_What to do_. Reproduce verbatim the lines of data beginning with the line containing "What elements are in" and continuing through the line containing "connector-dashed-down-icon [117, 400, 119, 436]", both of these lines included.

_Material provided_.
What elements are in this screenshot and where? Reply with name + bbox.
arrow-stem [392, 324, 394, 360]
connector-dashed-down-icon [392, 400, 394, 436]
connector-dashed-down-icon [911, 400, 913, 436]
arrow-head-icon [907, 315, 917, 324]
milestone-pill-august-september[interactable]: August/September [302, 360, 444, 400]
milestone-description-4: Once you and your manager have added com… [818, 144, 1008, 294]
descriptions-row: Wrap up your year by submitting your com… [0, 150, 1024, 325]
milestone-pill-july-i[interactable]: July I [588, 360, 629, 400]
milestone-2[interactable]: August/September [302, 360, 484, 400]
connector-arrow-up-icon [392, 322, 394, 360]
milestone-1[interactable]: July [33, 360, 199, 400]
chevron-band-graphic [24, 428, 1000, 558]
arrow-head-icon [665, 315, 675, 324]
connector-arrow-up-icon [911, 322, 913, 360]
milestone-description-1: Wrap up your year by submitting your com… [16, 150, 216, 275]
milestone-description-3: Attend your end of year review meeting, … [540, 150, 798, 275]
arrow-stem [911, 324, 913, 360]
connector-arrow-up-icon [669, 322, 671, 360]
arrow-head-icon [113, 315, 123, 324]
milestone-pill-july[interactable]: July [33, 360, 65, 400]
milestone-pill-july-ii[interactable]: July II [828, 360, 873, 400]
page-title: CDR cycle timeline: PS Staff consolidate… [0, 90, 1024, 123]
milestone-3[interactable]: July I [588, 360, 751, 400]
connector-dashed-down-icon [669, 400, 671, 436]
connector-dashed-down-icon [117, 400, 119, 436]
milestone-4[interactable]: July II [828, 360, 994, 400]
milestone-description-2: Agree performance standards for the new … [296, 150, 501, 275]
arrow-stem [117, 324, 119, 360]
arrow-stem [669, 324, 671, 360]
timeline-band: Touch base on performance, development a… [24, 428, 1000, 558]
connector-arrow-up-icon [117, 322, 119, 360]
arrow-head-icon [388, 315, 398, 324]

---

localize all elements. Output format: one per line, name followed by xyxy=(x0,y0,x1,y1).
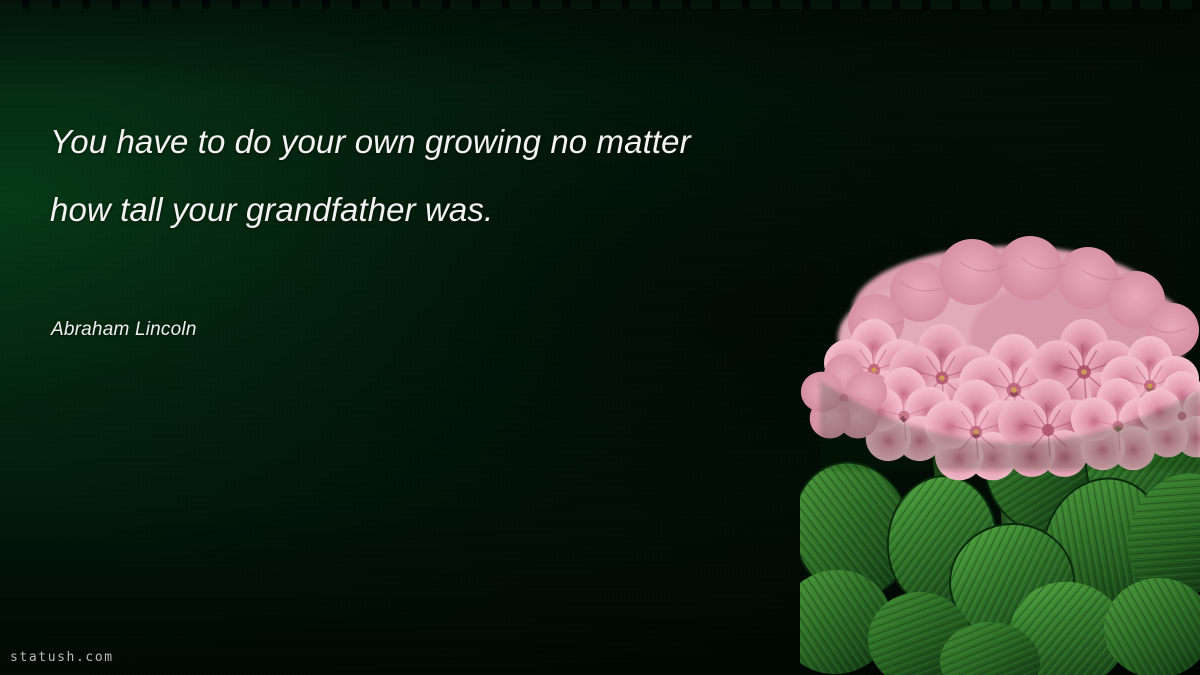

...

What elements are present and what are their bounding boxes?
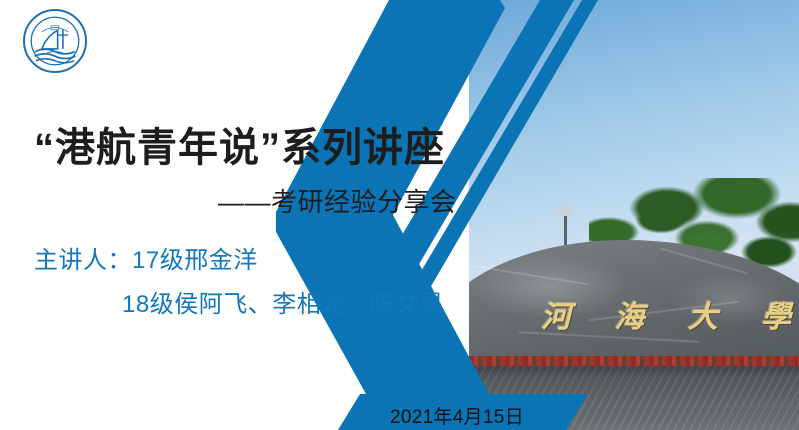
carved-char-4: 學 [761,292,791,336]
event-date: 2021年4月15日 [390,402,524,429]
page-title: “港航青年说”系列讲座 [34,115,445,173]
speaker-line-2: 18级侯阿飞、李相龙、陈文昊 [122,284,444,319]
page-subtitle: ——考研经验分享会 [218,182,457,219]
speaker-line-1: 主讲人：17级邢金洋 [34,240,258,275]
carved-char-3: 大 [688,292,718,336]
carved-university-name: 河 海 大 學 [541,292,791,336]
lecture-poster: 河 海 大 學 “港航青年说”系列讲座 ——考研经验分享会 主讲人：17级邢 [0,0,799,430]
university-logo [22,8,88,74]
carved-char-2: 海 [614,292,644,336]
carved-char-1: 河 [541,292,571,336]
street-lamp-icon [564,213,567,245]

_Exercise solution_.
What elements are in this screenshot and where? Reply with name + bbox.
arrow-stem [392, 324, 394, 360]
connector-dashed-down-icon [392, 400, 394, 436]
connector-dashed-down-icon [911, 400, 913, 436]
arrow-head-icon [907, 315, 917, 324]
milestone-pill-august-september[interactable]: August/September [302, 360, 444, 400]
milestone-description-4: Once you and your manager have added com… [818, 144, 1008, 294]
descriptions-row: Wrap up your year by submitting your com… [0, 150, 1024, 325]
milestone-pill-july-i[interactable]: July I [588, 360, 629, 400]
milestone-2[interactable]: August/September [302, 360, 484, 400]
connector-arrow-up-icon [392, 322, 394, 360]
milestone-1[interactable]: July [33, 360, 199, 400]
chevron-band-graphic [24, 428, 1000, 558]
arrow-head-icon [665, 315, 675, 324]
connector-arrow-up-icon [911, 322, 913, 360]
milestone-description-1: Wrap up your year by submitting your com… [16, 150, 216, 275]
milestone-description-3: Attend your end of year review meeting, … [540, 150, 798, 275]
arrow-stem [911, 324, 913, 360]
connector-arrow-up-icon [669, 322, 671, 360]
arrow-head-icon [113, 315, 123, 324]
milestone-pill-july[interactable]: July [33, 360, 65, 400]
milestone-pill-july-ii[interactable]: July II [828, 360, 873, 400]
page-title: CDR cycle timeline: PS Staff consolidate… [0, 90, 1024, 123]
milestone-3[interactable]: July I [588, 360, 751, 400]
connector-dashed-down-icon [669, 400, 671, 436]
connector-dashed-down-icon [117, 400, 119, 436]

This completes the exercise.